Tekst źródłowy »

○ ○ ○ ○

Avatar - Legenda Aanga


#166 2011-01-02 21:05:50

Shady Eyes

Zua Wiedźma

11907823
Zarejestrowany: 2009-06-05
Posty: 1989
Punktów :   
Wiek: 11100
WWW

Re: Morze

Shinju

- Skoro nie ma sprzeciwów to wypróbujemy magię wody! - zawołała i podwinęła rękawy koszuli. Odkorkowała bukłak i wydobyła z niego porcję wody. Zgodnie z instrukcją ze zwoju przy pomocy magii 'przytrzymała' płyn przy ranie. Przez dłuższą chwilę nic się nie działo i Shinju miała się już poddać, gdy nagle woda zaczęła świecić srebrzystym światłem. Rana powolutku, powolutku zaczynała się goić.

○ ○ ○ ○

Cel zadania 1 » Co według tekstu źródłowego zrobiła Shinju tuż przed odkorkowaniem bukłaka?
Cel zadania 2 » Poprowadź dalej tekst źródłowy o leczeniu rany magią wody, zaczynając po jego ostatnim zdaniu.
Materiał nie ma żadnego związku z tekstem źródłowym.

Prezentowane informacje »
○ ○ ○ ○

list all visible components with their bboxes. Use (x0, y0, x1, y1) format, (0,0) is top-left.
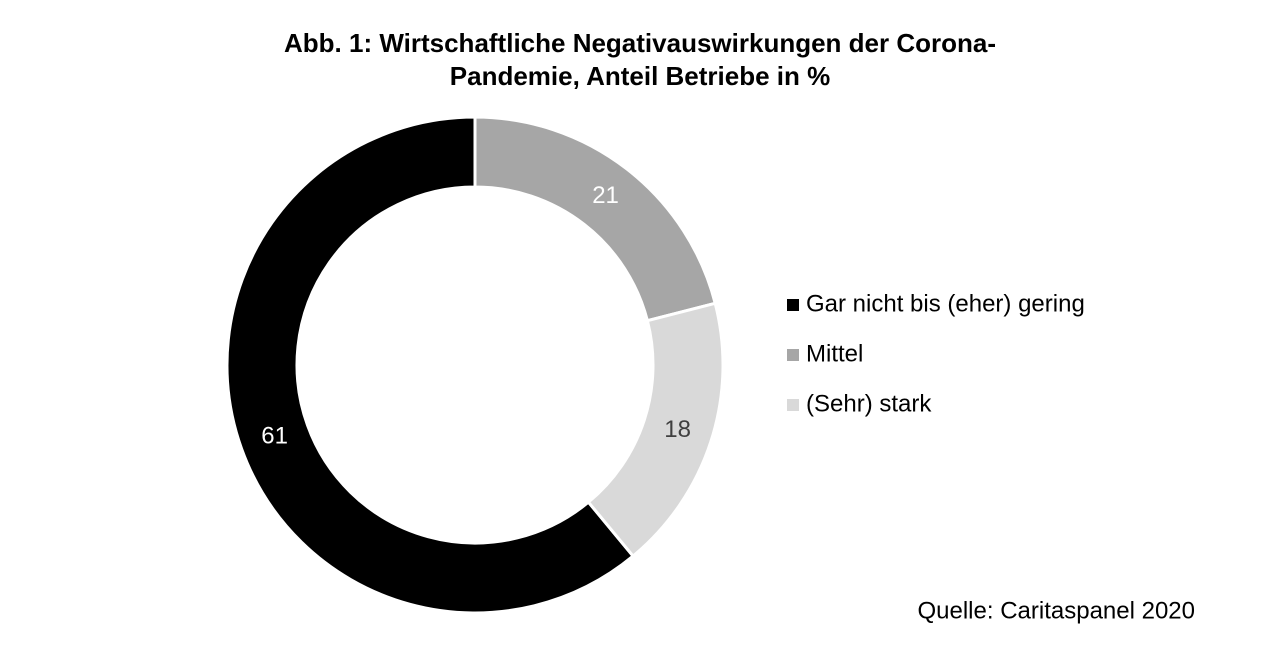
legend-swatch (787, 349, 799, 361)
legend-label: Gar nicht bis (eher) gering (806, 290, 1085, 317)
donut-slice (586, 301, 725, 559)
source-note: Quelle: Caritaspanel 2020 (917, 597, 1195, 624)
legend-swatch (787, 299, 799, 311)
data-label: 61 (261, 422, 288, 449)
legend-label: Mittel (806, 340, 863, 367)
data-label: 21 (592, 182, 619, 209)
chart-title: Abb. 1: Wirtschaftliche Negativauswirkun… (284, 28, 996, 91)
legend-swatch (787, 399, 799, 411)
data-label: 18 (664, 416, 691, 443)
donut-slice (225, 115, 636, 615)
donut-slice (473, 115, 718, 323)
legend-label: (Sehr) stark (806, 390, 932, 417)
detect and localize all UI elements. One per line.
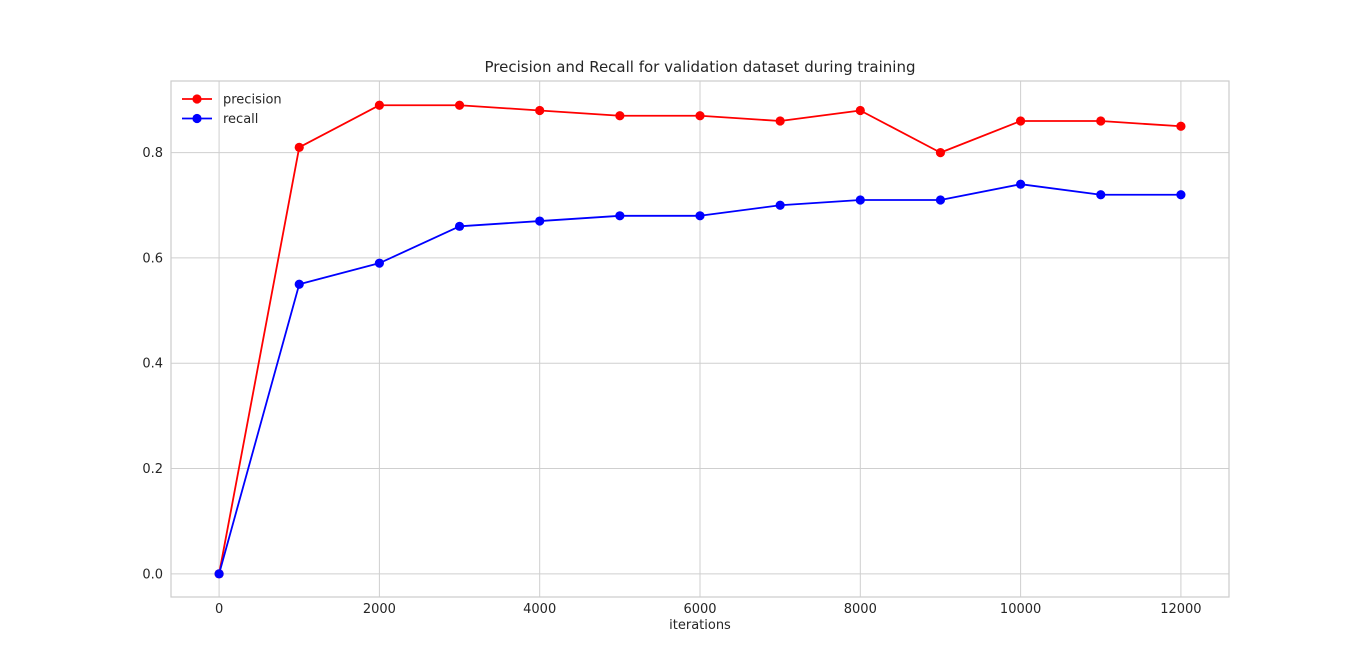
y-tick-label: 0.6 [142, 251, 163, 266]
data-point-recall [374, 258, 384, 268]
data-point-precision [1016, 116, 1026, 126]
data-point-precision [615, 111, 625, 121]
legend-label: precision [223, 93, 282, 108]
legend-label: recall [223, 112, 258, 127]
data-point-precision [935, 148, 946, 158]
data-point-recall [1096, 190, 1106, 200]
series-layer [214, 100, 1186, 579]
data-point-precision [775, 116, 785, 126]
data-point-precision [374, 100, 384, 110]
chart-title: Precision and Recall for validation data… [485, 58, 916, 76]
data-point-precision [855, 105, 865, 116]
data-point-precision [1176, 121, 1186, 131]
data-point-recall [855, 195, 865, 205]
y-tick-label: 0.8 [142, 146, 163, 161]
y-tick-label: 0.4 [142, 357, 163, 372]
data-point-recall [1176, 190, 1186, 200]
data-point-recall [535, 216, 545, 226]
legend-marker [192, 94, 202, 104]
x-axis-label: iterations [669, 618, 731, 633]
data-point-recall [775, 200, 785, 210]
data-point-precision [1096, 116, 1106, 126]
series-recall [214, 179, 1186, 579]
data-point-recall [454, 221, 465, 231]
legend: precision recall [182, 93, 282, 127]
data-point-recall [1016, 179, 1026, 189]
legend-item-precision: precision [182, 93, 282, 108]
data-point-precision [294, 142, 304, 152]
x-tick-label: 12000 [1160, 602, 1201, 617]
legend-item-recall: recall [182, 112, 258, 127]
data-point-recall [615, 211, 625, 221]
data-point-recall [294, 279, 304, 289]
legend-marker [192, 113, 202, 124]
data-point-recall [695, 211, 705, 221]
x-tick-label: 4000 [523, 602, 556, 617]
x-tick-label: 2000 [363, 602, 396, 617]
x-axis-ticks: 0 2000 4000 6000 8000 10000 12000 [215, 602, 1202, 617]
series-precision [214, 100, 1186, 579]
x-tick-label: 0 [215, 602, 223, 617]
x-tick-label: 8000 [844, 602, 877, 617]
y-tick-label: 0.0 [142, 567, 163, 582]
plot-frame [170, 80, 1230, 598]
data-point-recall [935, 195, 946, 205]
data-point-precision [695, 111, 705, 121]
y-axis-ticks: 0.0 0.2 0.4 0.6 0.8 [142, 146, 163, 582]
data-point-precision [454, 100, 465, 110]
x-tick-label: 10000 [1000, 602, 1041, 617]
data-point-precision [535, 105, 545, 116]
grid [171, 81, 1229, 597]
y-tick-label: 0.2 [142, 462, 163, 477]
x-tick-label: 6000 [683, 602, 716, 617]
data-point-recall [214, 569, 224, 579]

○ ○ ○ ○

Wynik ćwiczenia 1 » Podwinęła rękawy koszuli.

Wynik ćwiczenia 2 »
- Tak! Udało się! Jednak się udało! - zawołała uradowana, gdy całe leczenie się zakończyło. Reszta wody trafiła z powrotem do bukłaka. Uśmiechnęła się, trochę do siebie, trochę do Mortred'a.
- Bo wiecie... Nie sądziłam, że mi wyjdzie... Na aż takiej zaawansowanej magii się nie znam... - dodała po chwili. - Teraz tylko przydało by się znaleźć ci jakieś inne ciuchy, bo w tych więziennych szmatach nie będziesz latać...


Goodbye

Offline

 

#167 2011-01-03 14:11:17

Triss

Mag Ognia

Zarejestrowany: 2009-06-05
Posty: 6387
Punktów :   
Imię: Ewa.

Re: Morze

Mortred

Na szczęście, znalazł się inny sposób niż szycie rany. Mianowicie Shinju chciała spróbować magii wody, leczenia nią.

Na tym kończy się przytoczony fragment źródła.